### EXERCISE PASSAGE
--------------------------------

Process PID=1234 with mm→pgd at 0x12340000
VMA at [0x7F0000000000, 0x7F0000100000)
Instruction at RIP=0x401234 does: MOV [0x7F0000050000], RAX
PTE for 0x7F0000050000 = 0 (not present)
→ CPU raises fault, kernel handles for PID 1234

WHEN: Different Fault Types

T₁: malloc(4096), ptr=0x555555555000, no fault
T₂: ptr[0] = 'A' → fault, error_code=0x6 (P=0,W=1,U=1), do_anonymous_page()
T₃: fork(), child PTE marked read-only
T₄: child writes ptr[0] = 'B' → fault, error_code=0x7 (P=1,W=1,U=1), do_wp_page()

--------------------------------

### RECORDS SHOWN
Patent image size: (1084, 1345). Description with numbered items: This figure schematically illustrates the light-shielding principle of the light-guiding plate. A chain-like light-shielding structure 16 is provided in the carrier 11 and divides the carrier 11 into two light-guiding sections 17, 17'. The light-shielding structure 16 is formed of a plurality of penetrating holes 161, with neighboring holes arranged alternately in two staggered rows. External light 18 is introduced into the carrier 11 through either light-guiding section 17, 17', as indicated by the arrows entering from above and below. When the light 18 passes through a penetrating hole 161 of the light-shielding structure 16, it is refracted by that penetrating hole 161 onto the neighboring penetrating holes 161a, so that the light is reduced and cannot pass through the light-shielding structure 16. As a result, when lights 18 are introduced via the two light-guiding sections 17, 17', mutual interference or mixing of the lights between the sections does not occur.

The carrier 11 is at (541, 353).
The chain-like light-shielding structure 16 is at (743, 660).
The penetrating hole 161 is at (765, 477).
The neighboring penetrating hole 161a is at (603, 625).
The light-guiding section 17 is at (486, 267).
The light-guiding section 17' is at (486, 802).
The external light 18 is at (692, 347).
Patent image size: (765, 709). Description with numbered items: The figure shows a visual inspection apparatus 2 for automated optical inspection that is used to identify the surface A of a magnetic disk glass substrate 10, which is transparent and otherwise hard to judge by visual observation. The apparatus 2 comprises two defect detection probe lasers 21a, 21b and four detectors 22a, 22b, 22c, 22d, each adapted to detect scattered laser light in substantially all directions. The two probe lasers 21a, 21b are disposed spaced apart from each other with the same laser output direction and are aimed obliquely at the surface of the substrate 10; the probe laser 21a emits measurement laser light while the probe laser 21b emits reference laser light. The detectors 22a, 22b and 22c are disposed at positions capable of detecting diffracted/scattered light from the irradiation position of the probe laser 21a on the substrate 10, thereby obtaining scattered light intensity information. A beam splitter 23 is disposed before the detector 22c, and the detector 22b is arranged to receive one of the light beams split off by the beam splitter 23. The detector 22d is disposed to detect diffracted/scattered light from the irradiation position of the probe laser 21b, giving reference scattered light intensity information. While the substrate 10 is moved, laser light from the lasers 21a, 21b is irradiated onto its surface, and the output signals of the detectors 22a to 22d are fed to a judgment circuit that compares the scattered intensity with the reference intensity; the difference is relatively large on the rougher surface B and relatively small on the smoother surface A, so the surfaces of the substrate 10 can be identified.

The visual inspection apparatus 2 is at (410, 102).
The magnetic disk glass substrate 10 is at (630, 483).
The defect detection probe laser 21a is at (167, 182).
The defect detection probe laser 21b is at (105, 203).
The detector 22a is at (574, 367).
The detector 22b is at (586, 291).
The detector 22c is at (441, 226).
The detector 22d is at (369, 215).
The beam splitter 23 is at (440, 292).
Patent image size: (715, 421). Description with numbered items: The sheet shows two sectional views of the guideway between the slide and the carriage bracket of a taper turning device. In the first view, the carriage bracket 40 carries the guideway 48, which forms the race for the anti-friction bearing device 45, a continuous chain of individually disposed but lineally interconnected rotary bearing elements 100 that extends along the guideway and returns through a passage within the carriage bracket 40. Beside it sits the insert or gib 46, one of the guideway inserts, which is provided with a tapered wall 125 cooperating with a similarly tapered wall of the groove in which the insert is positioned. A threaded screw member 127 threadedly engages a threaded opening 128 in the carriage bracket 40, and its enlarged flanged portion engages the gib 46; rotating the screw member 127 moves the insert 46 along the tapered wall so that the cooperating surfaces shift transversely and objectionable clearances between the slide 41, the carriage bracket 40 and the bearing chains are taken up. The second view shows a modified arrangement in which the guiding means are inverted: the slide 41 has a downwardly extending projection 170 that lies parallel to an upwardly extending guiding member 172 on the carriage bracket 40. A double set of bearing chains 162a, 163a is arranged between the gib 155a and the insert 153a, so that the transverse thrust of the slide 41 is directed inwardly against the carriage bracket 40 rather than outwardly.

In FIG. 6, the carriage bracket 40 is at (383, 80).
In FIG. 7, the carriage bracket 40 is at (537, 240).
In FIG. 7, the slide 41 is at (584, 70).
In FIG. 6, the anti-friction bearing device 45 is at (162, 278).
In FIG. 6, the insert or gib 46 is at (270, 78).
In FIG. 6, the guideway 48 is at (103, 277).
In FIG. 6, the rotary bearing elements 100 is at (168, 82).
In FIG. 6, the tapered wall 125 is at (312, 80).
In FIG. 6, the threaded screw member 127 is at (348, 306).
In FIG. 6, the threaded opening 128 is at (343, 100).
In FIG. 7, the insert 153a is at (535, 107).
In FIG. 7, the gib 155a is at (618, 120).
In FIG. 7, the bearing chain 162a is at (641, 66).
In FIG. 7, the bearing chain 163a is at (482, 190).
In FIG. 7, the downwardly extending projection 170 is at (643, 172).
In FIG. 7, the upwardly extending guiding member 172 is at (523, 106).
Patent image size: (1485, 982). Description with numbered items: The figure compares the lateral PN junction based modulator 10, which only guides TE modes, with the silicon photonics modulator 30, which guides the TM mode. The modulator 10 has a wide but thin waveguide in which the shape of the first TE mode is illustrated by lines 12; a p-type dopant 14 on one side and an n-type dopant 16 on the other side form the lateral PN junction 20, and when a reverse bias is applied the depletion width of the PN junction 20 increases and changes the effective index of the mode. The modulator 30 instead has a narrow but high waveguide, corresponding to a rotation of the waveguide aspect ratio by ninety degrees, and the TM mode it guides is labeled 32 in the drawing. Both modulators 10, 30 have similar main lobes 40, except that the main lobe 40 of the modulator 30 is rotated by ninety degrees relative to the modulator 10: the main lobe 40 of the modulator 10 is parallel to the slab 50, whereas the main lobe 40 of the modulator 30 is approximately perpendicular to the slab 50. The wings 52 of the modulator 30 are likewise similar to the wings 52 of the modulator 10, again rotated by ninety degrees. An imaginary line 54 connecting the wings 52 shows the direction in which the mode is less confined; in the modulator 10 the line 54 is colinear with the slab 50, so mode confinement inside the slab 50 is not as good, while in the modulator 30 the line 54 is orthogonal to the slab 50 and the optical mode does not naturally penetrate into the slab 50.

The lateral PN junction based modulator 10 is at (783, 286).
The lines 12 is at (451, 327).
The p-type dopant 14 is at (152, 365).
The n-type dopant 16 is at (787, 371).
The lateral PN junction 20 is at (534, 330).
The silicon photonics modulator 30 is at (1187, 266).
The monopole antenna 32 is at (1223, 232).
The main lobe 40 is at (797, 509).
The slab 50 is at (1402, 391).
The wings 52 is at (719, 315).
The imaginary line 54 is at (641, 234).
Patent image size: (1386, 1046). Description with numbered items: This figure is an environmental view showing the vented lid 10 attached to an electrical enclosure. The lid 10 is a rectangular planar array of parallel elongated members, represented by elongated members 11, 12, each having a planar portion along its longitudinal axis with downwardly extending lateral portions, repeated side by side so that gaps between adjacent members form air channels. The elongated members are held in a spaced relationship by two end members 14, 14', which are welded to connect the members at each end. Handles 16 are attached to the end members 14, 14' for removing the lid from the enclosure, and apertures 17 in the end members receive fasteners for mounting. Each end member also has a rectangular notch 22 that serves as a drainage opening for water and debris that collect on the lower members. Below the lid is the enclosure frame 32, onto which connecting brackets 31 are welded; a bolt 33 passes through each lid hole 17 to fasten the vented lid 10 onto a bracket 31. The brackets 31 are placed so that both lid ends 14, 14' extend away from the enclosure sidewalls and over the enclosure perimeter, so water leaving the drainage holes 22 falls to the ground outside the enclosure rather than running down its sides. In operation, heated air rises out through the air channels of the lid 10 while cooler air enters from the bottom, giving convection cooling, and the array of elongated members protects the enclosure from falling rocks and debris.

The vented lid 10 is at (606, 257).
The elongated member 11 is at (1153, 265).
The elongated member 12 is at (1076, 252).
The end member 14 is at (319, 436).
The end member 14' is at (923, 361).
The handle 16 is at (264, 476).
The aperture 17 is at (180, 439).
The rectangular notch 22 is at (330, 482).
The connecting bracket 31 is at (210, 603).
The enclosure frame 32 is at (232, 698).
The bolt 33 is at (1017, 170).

--------------------------------

### TASKS FOR THIS EXERCISE
a – In the page-fault trace, why does the CPU raise a fault when the instruction at RIP=0x401234 executes?
b – Answer from the page-fault trace:
(i) What is the process ID?
(ii) What error_code does the write ptr[0] = 'A' produce?
(iii) Which function handles the fault when the child writes ptr[0] = 'B'?
c – Say whether each statement agrees with the page-fault trace:
(i) The call malloc(4096) triggers a fault.
(ii) After fork(), the child's PTE is marked read-only.
(iii) The process's mm→pgd is at 0x7F0000000000.

### ANSWERS TO THE TASKS
a – The instruction writes to address 0x7F0000050000, and the page table entry for that address is 0, meaning the page is not present. The CPU therefore raises a fault, and the kernel handles it for PID 1234.

b –
(i) 1234
(ii) 0x6
(iii) do_wp_page()

c –
(i) No: "malloc(4096), ptr=0x555555555000, no fault"
(ii) Yes: "fork(), child PTE marked read-only"
(iii) No: "mm→pgd at 0x12340000"